_Text under study_

  2. 2 twong

    Well, now that’s now entirely fair.

    Diamond’s chapter on China was just as concerning to me, but I think you’ve overlooked the ways in which our American lifestyle actually supports the negative aspects of repression and growth in China that you do mention in your post.

    Just imagine what a year without “made in China” would entail in the states…definitely a difficult task considering most of our US toys, televisions, cell-phones, tools, lamps, sneakers, clothes, and even food products are imported from China.

    In addition, I recently read a Wall Street Journal article that showed by demanding lower prices on products, US firms are forcing Chinese manufacturers to reduce environmental safeguards in order to continue to compete internationally. Jane Spencer of the Wall Street Journal provides an example, saying that prices on fabrics and clothing imported from China to the US have fallen 25% since 1995.

_Source information_
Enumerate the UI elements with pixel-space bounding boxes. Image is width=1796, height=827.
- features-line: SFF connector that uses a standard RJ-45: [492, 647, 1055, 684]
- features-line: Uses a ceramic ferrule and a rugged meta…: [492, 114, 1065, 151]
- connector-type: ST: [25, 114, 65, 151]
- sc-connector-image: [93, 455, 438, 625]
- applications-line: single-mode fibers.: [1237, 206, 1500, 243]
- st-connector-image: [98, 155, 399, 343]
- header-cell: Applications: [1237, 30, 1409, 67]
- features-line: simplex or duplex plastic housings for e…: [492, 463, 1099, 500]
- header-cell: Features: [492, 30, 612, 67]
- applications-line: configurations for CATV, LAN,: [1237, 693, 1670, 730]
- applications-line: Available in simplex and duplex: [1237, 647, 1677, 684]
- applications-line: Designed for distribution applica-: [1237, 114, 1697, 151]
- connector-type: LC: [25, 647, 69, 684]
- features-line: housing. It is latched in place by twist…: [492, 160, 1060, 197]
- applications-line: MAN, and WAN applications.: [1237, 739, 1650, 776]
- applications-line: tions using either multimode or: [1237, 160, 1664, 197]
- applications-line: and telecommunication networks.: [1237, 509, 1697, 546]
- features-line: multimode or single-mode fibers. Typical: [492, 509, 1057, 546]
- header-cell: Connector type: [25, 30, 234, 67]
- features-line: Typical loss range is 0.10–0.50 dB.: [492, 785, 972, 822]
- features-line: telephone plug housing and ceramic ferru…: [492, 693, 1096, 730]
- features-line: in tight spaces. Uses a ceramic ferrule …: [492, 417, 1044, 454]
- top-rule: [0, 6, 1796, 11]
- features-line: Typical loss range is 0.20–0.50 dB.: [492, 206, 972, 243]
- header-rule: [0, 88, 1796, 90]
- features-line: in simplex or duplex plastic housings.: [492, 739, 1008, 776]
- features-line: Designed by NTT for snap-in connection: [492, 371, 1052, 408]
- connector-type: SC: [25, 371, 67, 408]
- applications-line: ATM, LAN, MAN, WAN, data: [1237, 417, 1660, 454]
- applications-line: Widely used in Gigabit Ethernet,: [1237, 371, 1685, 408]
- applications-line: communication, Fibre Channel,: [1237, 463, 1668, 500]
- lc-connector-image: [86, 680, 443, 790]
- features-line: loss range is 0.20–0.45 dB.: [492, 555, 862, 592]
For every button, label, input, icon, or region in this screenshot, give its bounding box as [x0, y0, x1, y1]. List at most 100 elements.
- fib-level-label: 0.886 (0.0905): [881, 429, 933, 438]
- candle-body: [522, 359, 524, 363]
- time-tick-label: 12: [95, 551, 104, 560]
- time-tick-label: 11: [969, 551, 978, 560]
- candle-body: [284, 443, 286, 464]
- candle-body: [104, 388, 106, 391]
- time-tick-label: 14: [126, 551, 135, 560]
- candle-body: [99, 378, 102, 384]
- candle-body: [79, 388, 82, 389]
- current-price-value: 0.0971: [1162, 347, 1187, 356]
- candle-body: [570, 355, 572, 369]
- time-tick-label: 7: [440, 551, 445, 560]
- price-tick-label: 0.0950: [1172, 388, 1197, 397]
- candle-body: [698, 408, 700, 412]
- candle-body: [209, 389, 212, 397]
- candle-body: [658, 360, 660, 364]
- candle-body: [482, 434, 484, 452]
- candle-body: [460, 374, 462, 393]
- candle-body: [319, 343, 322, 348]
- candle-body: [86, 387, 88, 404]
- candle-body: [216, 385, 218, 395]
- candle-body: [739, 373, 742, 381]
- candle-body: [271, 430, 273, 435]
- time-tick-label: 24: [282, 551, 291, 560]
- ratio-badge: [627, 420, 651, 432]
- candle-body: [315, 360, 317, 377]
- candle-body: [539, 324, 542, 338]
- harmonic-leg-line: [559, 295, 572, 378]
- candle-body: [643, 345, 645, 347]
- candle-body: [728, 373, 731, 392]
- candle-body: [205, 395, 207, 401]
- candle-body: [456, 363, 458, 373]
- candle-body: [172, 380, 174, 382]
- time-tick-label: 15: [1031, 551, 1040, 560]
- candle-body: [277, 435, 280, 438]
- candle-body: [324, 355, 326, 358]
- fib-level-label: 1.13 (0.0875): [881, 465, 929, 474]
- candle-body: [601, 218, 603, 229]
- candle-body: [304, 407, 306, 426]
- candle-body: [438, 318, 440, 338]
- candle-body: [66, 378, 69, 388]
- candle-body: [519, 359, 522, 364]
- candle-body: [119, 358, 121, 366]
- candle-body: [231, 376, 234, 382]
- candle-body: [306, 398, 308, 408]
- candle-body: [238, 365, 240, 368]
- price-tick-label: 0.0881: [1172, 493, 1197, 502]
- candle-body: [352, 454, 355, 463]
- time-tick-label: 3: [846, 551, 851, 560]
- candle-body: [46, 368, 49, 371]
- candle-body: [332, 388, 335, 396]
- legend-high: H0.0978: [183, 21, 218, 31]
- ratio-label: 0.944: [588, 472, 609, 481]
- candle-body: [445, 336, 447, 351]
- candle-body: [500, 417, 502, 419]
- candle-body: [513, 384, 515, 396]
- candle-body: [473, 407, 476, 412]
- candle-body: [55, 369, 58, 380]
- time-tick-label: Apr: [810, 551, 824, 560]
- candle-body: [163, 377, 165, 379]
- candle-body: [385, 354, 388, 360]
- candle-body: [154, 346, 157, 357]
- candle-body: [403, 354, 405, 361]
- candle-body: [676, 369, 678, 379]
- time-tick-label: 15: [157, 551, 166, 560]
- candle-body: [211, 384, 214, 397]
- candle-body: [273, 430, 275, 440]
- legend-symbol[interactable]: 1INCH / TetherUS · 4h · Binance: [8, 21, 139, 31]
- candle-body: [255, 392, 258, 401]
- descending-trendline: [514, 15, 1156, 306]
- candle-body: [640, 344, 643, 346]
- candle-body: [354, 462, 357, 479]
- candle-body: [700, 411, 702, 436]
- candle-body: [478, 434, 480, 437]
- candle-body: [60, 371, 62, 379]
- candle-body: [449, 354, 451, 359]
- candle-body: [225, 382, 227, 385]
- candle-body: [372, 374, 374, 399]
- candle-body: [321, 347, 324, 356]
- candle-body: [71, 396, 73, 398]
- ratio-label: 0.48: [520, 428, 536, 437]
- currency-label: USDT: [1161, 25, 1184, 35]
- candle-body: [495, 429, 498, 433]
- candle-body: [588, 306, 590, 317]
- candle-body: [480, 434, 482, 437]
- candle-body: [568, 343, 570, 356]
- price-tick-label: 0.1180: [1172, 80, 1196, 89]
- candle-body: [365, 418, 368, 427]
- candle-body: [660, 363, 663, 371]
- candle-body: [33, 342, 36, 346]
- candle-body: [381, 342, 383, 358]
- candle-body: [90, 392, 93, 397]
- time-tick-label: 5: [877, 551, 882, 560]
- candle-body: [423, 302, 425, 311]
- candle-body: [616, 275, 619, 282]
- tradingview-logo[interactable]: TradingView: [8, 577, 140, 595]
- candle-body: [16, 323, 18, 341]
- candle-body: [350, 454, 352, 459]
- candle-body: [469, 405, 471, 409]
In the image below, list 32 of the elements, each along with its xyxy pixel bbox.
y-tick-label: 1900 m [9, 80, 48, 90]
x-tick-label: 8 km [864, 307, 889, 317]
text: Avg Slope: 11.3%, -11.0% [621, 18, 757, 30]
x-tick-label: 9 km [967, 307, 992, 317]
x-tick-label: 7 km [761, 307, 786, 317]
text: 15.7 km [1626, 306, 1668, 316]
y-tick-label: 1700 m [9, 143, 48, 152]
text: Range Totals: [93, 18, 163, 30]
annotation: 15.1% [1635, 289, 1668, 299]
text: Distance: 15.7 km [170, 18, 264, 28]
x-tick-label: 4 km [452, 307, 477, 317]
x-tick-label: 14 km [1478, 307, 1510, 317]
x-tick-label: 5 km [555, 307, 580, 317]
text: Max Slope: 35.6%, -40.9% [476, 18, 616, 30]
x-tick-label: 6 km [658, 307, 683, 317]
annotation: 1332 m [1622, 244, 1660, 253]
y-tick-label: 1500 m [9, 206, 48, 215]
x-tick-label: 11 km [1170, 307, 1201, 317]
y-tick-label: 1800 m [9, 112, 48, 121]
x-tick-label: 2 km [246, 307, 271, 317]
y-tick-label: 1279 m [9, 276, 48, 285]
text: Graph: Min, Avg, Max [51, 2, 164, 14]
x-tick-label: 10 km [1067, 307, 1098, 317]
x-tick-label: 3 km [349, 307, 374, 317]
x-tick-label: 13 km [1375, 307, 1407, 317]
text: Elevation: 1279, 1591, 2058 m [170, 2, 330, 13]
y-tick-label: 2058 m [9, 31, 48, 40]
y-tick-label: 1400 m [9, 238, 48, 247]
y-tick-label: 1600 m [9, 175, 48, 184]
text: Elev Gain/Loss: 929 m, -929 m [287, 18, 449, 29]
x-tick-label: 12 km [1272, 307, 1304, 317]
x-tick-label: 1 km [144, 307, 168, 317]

_Your goal_
In the comment about China, rewrite the passage that begins with "Diamond’s chapter on" and ends with "in your post.", substituting "ignored" for "overlooked".

_Task solution_
Diamond’s chapter on China was just as concerning to me, but I think you’ve ignored the ways in which our American lifestyle actually supports the negative aspects of repression and growth in China that you do mention in your post.